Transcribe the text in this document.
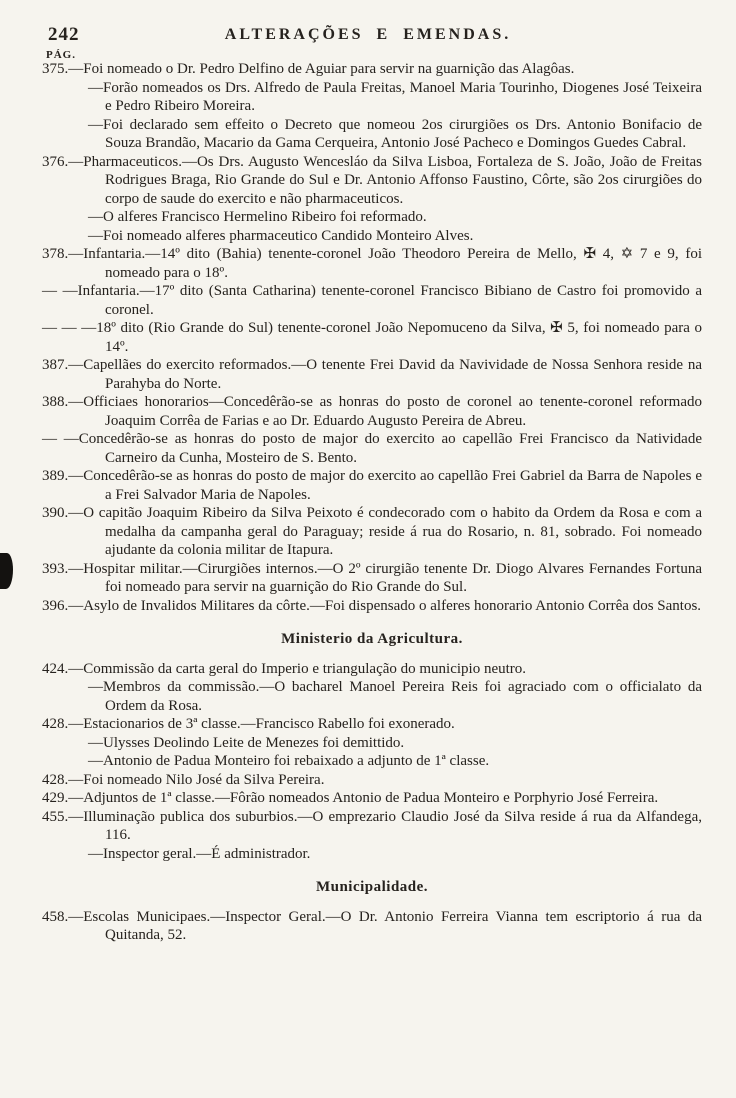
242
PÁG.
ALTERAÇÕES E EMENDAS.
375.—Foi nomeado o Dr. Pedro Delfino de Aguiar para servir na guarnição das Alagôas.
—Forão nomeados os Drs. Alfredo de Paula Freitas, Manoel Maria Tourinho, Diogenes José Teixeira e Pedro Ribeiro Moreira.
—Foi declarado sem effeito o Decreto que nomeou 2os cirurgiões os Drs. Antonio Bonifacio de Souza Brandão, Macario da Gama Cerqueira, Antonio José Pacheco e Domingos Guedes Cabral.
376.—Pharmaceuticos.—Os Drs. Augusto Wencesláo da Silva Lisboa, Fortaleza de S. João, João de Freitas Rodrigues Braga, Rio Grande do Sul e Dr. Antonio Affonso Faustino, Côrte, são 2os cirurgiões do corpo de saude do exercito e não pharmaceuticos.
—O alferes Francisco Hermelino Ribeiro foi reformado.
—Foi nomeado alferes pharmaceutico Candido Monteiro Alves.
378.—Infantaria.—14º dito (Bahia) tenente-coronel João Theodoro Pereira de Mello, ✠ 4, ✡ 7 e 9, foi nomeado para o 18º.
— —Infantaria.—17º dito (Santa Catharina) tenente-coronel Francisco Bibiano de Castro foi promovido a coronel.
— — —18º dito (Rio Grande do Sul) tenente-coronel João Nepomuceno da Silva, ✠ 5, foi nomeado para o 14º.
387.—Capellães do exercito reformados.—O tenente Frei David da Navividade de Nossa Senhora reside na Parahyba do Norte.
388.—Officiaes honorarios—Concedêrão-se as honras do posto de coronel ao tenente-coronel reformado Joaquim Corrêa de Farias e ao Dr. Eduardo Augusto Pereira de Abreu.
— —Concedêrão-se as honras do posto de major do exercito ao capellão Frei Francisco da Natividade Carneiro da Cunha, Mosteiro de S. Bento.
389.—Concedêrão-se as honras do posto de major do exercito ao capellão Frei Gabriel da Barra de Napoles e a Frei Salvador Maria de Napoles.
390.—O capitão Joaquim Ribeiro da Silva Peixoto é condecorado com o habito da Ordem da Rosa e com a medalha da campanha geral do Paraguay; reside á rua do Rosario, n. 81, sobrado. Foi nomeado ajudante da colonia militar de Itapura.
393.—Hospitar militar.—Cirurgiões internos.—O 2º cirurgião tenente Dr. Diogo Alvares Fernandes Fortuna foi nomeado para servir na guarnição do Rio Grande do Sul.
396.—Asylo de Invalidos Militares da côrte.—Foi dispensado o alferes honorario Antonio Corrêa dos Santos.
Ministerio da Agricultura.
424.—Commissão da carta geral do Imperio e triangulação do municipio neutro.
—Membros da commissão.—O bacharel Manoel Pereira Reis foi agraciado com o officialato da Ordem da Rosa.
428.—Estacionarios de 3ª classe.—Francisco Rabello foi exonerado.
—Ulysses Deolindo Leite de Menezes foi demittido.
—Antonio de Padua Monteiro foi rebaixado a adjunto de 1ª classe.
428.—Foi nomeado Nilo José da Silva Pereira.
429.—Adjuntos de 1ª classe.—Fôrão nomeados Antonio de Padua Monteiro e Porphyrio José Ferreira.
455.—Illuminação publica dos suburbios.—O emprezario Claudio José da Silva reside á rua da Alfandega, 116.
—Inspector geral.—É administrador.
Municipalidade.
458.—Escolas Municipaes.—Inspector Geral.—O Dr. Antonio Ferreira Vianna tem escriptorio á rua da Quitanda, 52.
* * *
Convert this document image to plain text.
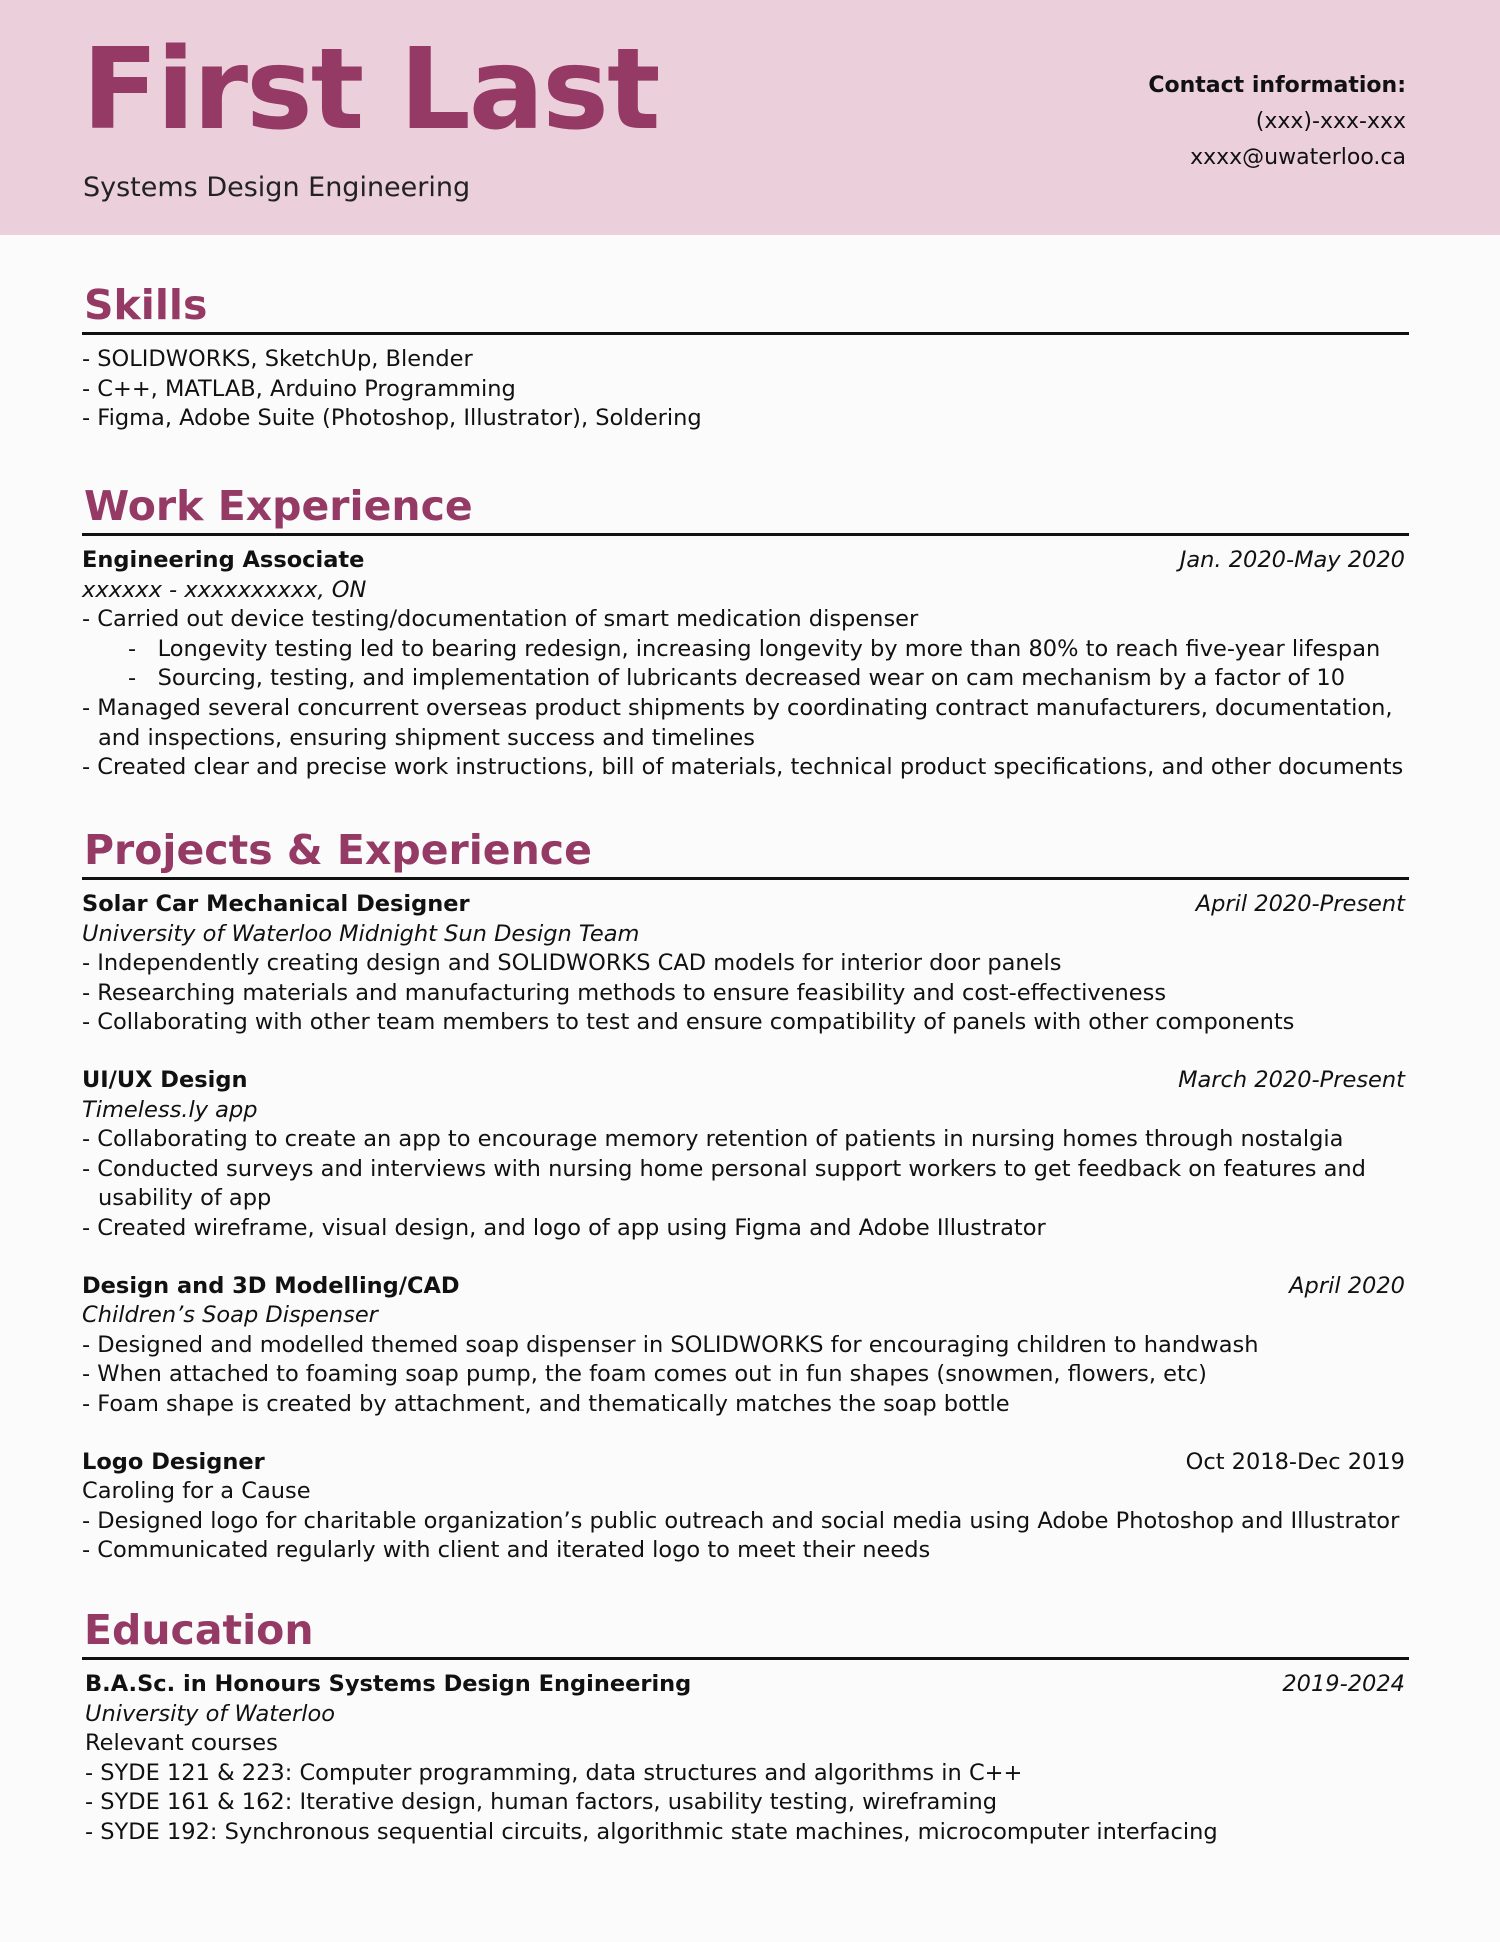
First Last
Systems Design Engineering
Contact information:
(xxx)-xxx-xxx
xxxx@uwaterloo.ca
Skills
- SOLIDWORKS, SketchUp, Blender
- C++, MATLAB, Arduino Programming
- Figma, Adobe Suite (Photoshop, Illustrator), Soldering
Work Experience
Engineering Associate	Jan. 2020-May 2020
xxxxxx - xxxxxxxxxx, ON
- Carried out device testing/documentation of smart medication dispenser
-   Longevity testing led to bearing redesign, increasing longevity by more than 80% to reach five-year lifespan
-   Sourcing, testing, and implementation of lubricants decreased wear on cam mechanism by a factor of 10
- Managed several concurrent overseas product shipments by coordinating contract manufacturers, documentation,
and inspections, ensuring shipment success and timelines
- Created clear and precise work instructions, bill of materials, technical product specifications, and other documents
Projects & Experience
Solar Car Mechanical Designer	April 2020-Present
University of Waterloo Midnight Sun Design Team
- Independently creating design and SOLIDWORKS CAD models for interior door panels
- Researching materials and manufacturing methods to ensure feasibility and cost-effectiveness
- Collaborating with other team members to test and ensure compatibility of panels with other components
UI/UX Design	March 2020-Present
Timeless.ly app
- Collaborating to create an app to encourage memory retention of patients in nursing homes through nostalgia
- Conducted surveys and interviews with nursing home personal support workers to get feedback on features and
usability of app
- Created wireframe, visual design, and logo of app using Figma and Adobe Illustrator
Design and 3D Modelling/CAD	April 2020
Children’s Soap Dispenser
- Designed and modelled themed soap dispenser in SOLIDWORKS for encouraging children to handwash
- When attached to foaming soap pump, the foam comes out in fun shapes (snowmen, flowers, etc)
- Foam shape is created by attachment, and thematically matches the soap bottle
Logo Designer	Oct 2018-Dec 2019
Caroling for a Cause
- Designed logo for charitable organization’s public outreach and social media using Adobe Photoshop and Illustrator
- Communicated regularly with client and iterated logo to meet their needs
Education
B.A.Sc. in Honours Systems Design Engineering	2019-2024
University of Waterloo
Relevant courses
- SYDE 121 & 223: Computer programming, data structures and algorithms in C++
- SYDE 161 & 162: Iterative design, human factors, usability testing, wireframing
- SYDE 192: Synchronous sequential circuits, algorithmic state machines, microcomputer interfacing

# [ACTIVITY]
Extract all lines from the material above that include the word "Photoshop".

# [OUTPUT OF THE TASK]
- Figma, Adobe Suite (Photoshop, Illustrator), Soldering
- Designed logo for charitable organization’s public outreach and social media using Adobe Photoshop and Illustrator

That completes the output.